▶ Work to complete
A single number is the answer: the count of lines below that contain "replication".

▶ Material for this exercise
###

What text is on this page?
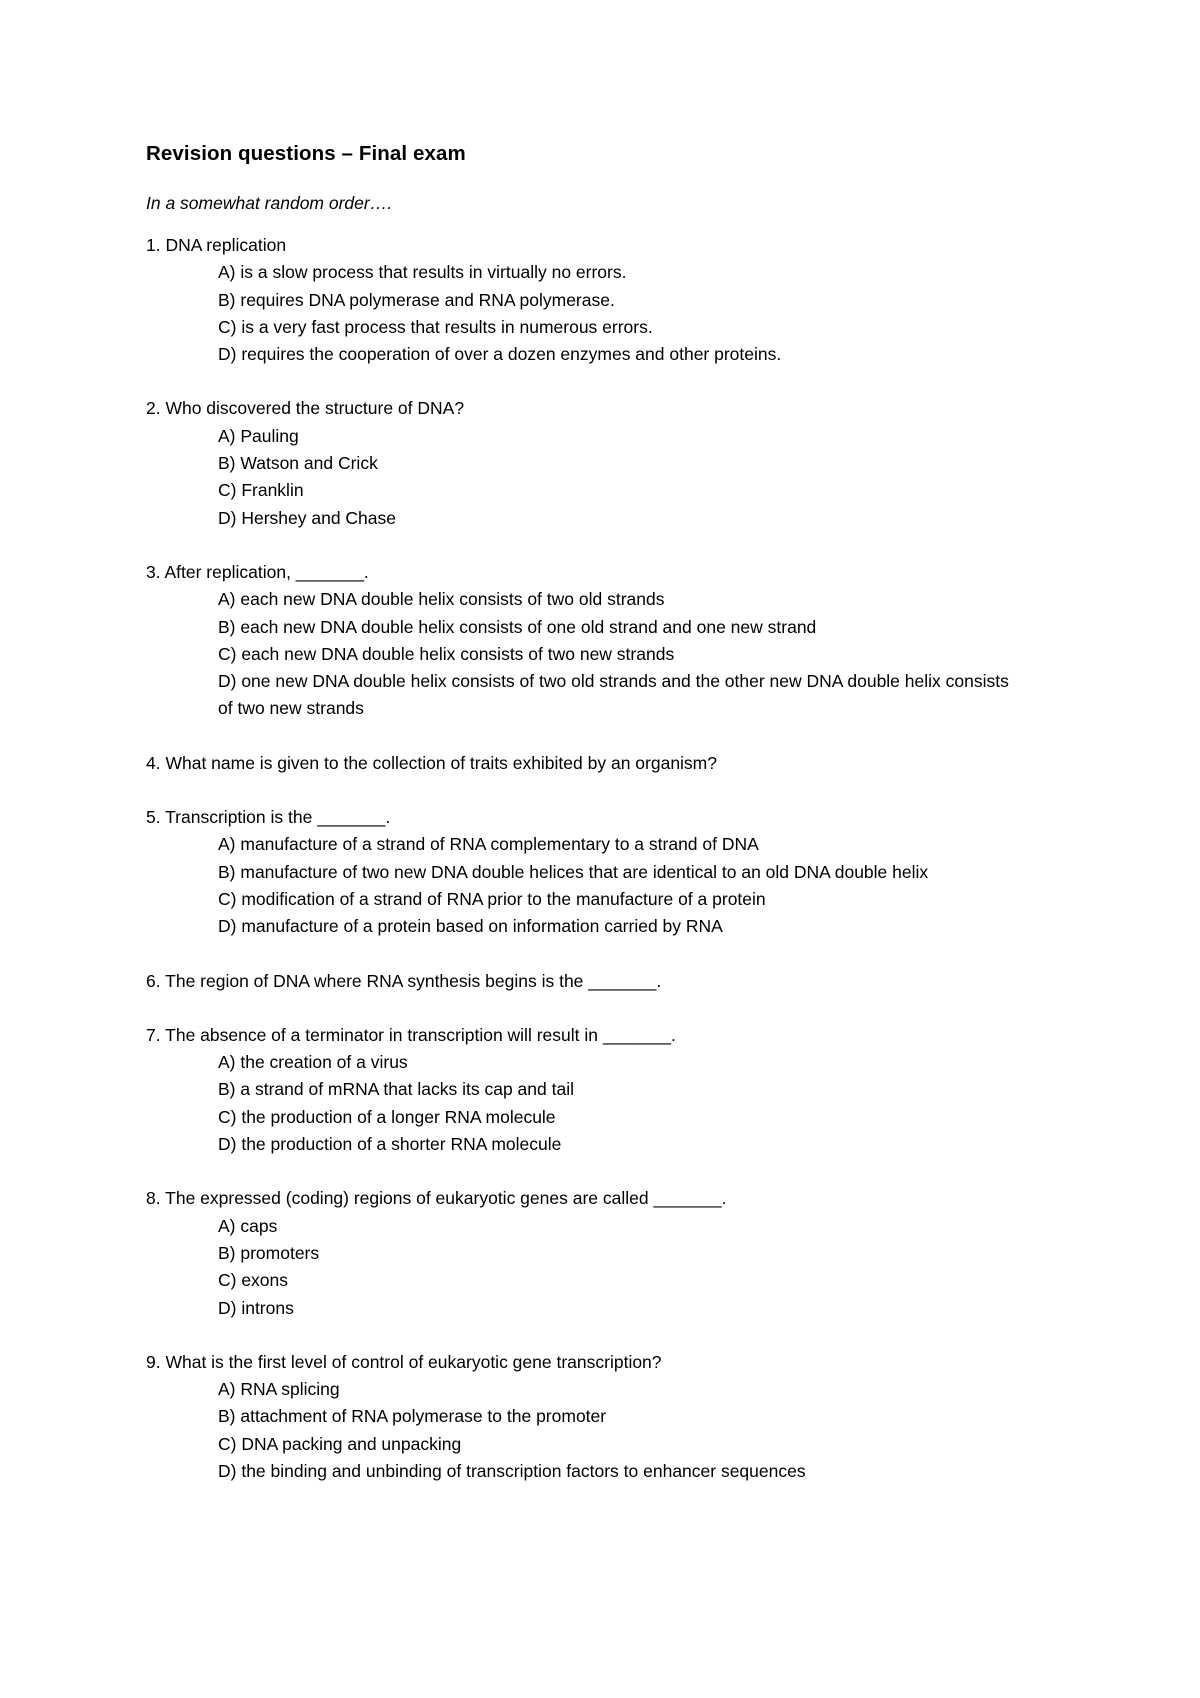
Revision questions – Final exam
In a somewhat random order….
1. DNA replication
A) is a slow process that results in virtually no errors.
B) requires DNA polymerase and RNA polymerase.
C) is a very fast process that results in numerous errors.
D) requires the cooperation of over a dozen enzymes and other proteins.
2. Who discovered the structure of DNA?
A) Pauling
B) Watson and Crick
C) Franklin
D) Hershey and Chase
3. After replication, _______.
A) each new DNA double helix consists of two old strands
B) each new DNA double helix consists of one old strand and one new strand
C) each new DNA double helix consists of two new strands
D) one new DNA double helix consists of two old strands and the other new DNA double helix consists of two new strands
4. What name is given to the collection of traits exhibited by an organism?
5. Transcription is the _______.
A) manufacture of a strand of RNA complementary to a strand of DNA
B) manufacture of two new DNA double helices that are identical to an old DNA double helix
C) modification of a strand of RNA prior to the manufacture of a protein
D) manufacture of a protein based on information carried by RNA
6. The region of DNA where RNA synthesis begins is the _______.
7. The absence of a terminator in transcription will result in _______.
A) the creation of a virus
B) a strand of mRNA that lacks its cap and tail
C) the production of a longer RNA molecule
D) the production of a shorter RNA molecule
8. The expressed (coding) regions of eukaryotic genes are called _______.
A) caps
B) promoters
C) exons
D) introns
9. What is the first level of control of eukaryotic gene transcription?
A) RNA splicing
B) attachment of RNA polymerase to the promoter
C) DNA packing and unpacking
D) the binding and unbinding of transcription factors to enhancer sequences
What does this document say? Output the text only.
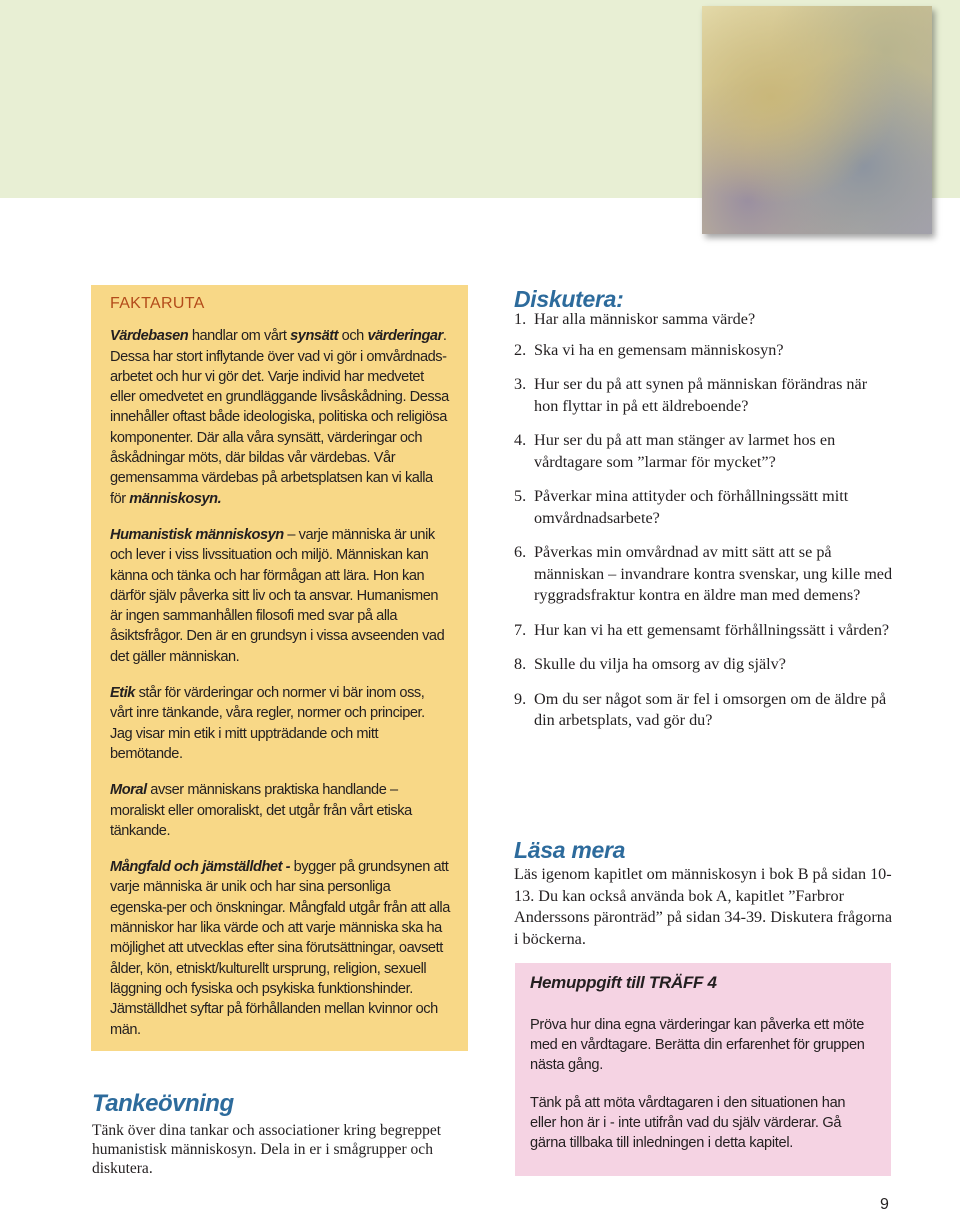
FAKTARUTA

Värdebasen handlar om vårt synsätt och värderingar. Dessa har stort inflytande över vad vi gör i omvårdnads-arbetet och hur vi gör det. Varje individ har medvetet eller omedvetet en grundläggande livsåskådning. Dessa innehåller oftast både ideologiska, politiska och religiösa komponenter. Där alla våra synsätt, värderingar och åskådningar möts, där bildas vår värdebas. Vår gemensamma värdebas på arbetsplatsen kan vi kalla för människosyn.

Humanistisk människosyn – varje människa är unik och lever i viss livssituation och miljö. Människan kan känna och tänka och har förmågan att lära. Hon kan därför själv påverka sitt liv och ta ansvar. Humanismen är ingen sammanhållen filosofi med svar på alla åsiktsfrågor. Den är en grundsyn i vissa avseenden vad det gäller människan.

Etik står för värderingar och normer vi bär inom oss, vårt inre tänkande, våra regler, normer och principer. Jag visar min etik i mitt uppträdande och mitt bemötande.

Moral avser människans praktiska handlande – moraliskt eller omoraliskt, det utgår från vårt etiska tänkande.

Mångfald och jämställdhet - bygger på grundsynen att varje människa är unik och har sina personliga egenska-per och önskningar. Mångfald utgår från att alla människor har lika värde och att varje människa ska ha möjlighet att utvecklas efter sina förutsättningar, oavsett ålder, kön, etniskt/kulturellt ursprung, religion, sexuell läggning och fysiska och psykiska funktionshinder. Jämställdhet syftar på förhållanden mellan kvinnor och män.

Tankeövning
Tänk över dina tankar och associationer kring begreppet humanistisk människosyn. Dela in er i smågrupper och diskutera.
Diskutera:
1. Har alla människor samma värde?
2. Ska vi ha en gemensam människosyn?
3. Hur ser du på att synen på människan förändras när hon flyttar in på ett äldreboende?
4. Hur ser du på att man stänger av larmet hos en vårdtagare som ”larmar för mycket”?
5. Påverkar mina attityder och förhållningssätt mitt omvårdnadsarbete?
6. Påverkas min omvårdnad av mitt sätt att se på människan – invandrare kontra svenskar, ung kille med ryggradsfraktur kontra en äldre man med demens?
7. Hur kan vi ha ett gemensamt förhållningssätt i vården?
8. Skulle du vilja ha omsorg av dig själv?
9. Om du ser något som är fel i omsorgen om de äldre på din arbetsplats, vad gör du?
Läsa mera
Läs igenom kapitlet om människosyn i bok B på sidan 10-13. Du kan också använda bok A, kapitlet ”Farbror Anderssons päronträd” på sidan 34-39. Diskutera frågorna i böckerna.
Hemuppgift till TRÄFF 4

Pröva hur dina egna värderingar kan påverka ett möte med en vårdtagare. Berätta din erfarenhet för gruppen nästa gång.

Tänk på att möta vårdtagaren i den situationen han eller hon är i - inte utifrån vad du själv värderar. Gå gärna tillbaka till inledningen i detta kapitel.

9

###

▶ Reply to the exercise
2